■ **TASK DIRECTIONS**: Across the listing below, count the lines that mention the string "JSON". Reply with the figure only.

▼

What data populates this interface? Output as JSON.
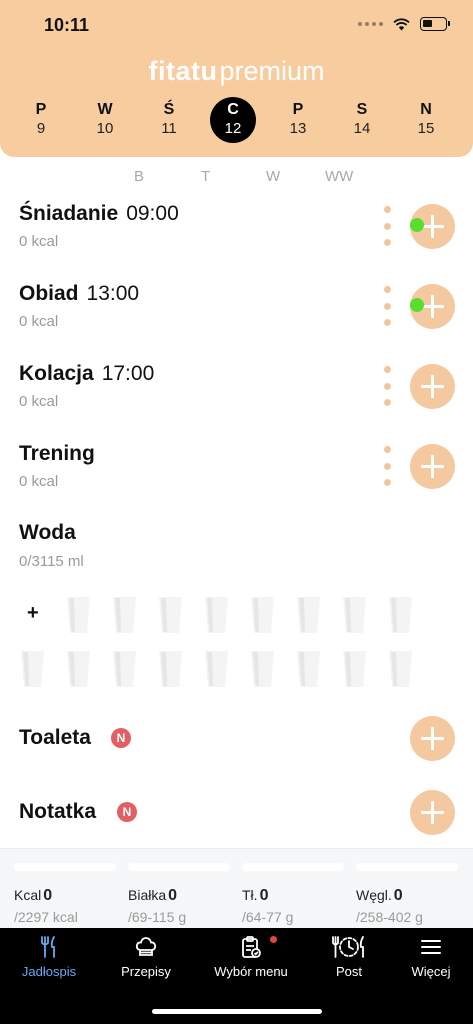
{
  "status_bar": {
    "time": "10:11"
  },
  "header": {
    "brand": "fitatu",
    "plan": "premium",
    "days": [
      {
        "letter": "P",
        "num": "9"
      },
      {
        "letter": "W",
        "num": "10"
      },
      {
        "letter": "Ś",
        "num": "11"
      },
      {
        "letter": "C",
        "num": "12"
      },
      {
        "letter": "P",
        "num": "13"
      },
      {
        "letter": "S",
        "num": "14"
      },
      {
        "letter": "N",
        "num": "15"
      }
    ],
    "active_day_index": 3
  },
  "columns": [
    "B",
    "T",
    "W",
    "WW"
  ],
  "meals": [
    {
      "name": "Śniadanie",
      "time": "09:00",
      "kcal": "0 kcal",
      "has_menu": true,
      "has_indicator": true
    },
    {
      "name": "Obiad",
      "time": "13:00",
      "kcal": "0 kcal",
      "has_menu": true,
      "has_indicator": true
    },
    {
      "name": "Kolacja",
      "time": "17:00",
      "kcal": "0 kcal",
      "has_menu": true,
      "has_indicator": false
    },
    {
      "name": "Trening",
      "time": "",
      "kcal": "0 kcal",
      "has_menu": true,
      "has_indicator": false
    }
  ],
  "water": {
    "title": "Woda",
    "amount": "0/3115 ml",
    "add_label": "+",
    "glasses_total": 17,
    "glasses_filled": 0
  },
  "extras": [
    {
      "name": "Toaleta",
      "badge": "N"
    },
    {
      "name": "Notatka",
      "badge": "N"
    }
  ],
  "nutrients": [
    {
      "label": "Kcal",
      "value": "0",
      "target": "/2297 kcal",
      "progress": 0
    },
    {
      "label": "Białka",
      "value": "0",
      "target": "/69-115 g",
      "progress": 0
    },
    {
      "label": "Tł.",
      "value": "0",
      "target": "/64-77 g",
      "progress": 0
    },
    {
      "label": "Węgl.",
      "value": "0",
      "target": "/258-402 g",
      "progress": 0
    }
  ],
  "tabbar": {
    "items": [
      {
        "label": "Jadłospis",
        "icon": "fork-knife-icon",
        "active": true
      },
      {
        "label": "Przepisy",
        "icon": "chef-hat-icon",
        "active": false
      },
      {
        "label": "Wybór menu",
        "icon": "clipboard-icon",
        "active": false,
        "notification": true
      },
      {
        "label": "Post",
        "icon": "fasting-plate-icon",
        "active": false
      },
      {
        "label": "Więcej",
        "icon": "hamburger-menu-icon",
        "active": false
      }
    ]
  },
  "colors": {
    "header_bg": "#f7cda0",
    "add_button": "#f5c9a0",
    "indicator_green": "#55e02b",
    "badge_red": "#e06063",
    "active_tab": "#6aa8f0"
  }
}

▲
▼

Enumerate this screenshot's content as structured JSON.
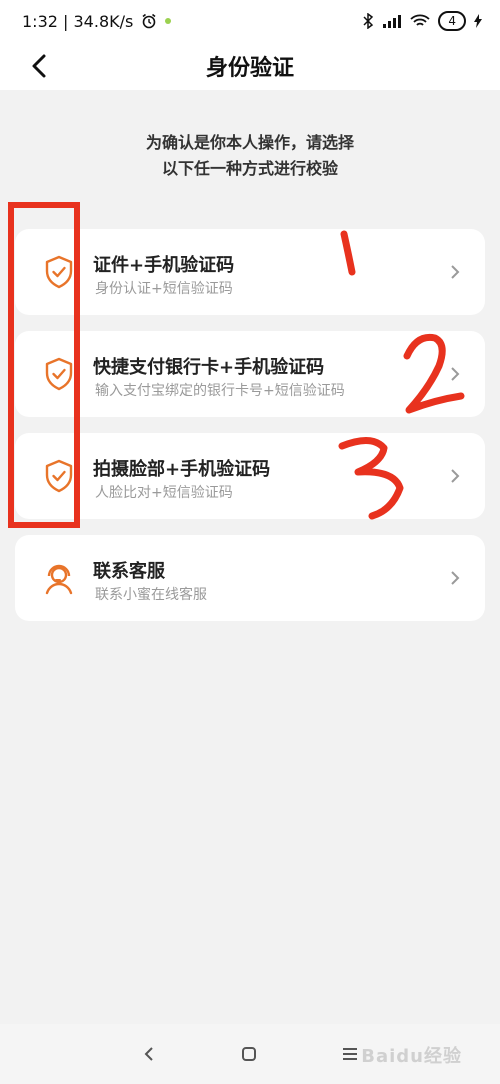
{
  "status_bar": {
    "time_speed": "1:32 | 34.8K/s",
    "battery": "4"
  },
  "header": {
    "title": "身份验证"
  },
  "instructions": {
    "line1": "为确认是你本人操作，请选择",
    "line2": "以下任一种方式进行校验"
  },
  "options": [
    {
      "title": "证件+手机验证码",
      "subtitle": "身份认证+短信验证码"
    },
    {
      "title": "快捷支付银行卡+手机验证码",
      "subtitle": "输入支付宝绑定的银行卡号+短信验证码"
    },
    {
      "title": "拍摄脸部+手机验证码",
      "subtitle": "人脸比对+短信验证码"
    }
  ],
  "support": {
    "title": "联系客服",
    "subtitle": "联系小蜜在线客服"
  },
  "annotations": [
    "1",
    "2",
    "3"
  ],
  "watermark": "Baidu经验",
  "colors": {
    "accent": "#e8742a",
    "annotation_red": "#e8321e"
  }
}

▲

■ **EXERCISE RESPONSE**: 2